- [YOUR OBJECTIVE]: Only the number is wanted: tally the lines below that contain the word "Difference".
───── INFORMATION SUPPLIED ─────
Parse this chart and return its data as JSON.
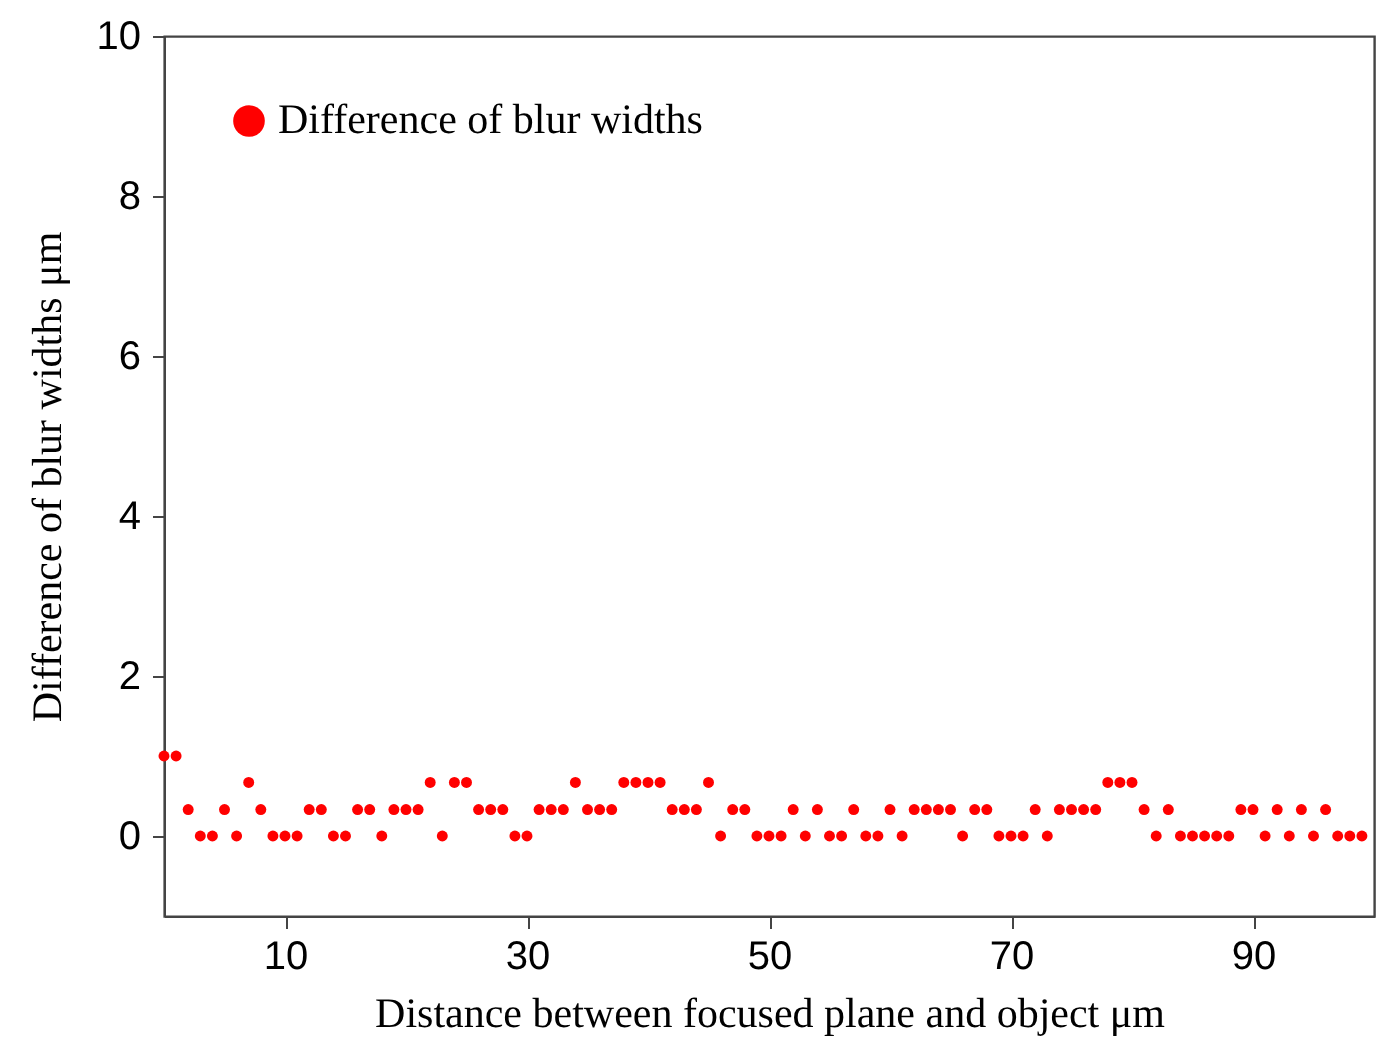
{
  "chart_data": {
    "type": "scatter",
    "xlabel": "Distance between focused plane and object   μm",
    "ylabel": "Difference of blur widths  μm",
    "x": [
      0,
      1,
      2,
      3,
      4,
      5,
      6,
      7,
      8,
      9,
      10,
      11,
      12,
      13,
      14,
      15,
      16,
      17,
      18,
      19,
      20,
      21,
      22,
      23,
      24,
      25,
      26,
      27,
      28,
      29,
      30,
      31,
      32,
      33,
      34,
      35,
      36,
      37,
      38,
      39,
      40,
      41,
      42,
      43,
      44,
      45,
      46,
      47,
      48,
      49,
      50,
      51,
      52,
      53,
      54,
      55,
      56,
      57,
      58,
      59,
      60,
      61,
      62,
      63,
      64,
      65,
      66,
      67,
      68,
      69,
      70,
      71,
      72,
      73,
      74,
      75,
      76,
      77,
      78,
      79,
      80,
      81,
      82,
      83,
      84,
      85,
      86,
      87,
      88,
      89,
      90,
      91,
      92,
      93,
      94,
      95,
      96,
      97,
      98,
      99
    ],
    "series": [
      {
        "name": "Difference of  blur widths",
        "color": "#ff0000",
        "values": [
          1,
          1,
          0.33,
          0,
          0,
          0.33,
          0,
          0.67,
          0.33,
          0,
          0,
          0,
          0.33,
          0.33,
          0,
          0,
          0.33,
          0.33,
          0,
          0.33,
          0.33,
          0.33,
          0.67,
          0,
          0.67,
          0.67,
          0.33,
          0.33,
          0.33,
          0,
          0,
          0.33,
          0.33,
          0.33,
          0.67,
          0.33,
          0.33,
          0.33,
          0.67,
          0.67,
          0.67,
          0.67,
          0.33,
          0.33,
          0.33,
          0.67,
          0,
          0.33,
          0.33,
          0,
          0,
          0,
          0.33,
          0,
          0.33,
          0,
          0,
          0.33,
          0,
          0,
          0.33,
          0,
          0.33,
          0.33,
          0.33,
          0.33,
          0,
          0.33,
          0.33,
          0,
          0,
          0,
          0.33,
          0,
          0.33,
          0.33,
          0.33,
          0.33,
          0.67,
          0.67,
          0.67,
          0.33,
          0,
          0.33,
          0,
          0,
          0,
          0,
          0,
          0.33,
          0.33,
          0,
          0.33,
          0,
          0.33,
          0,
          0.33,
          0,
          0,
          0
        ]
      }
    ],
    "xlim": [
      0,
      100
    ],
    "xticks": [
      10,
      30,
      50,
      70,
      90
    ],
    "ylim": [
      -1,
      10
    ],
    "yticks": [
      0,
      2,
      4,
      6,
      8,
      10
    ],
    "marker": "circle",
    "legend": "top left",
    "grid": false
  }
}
─────
- [CORRECT RESPONSE]: 2